Stated exercise »
Output the material below in full, exactly as it is.

Extracted records »

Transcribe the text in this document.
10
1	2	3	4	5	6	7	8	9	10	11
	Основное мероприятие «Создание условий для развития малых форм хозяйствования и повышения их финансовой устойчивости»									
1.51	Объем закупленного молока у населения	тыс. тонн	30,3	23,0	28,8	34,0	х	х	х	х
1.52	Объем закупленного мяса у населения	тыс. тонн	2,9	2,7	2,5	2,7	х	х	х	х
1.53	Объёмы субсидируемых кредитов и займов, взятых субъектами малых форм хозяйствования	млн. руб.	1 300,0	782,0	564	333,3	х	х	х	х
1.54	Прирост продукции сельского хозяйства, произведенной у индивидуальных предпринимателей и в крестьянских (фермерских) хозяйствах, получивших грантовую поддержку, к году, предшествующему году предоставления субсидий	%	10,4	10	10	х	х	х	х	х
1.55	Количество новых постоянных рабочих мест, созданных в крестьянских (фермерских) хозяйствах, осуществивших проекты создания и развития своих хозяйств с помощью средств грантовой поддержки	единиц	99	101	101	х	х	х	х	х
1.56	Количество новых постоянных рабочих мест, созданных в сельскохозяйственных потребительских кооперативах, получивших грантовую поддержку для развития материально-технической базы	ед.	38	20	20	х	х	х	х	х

Correct response »
Transcribe the text in this document.
10
1	2	3	4	5	6	7	8	9	10	11
	Основное мероприятие «Создание условий для развития малых форм хозяйствования и повышения их финансовой устойчивости»									
1.51	Объем закупленного молока у населения	тыс. тонн	30,3	23,0	28,8	34,0	х	х	х	х
1.52	Объем закупленного мяса у населения	тыс. тонн	2,9	2,7	2,5	2,7	х	х	х	х
1.53	Объёмы субсидируемых кредитов и займов, взятых субъектами малых форм хозяйствования	млн. руб.	1 300,0	782,0	564	333,3	х	х	х	х
1.54	Прирост продукции сельского хозяйства, произведенной у индивидуальных предпринимателей и в крестьянских (фермерских) хозяйствах, получивших грантовую поддержку, к году, предшествующему году предоставления субсидий	%	10,4	10	10	х	х	х	х	х
1.55	Количество новых постоянных рабочих мест, созданных в крестьянских (фермерских) хозяйствах, осуществивших проекты создания и развития своих хозяйств с помощью средств грантовой поддержки	единиц	99	101	101	х	х	х	х	х
1.56	Количество новых постоянных рабочих мест, созданных в сельскохозяйственных потребительских кооперативах, получивших грантовую поддержку для развития материально-технической базы	ед.	38	20	20	х	х	х	х	х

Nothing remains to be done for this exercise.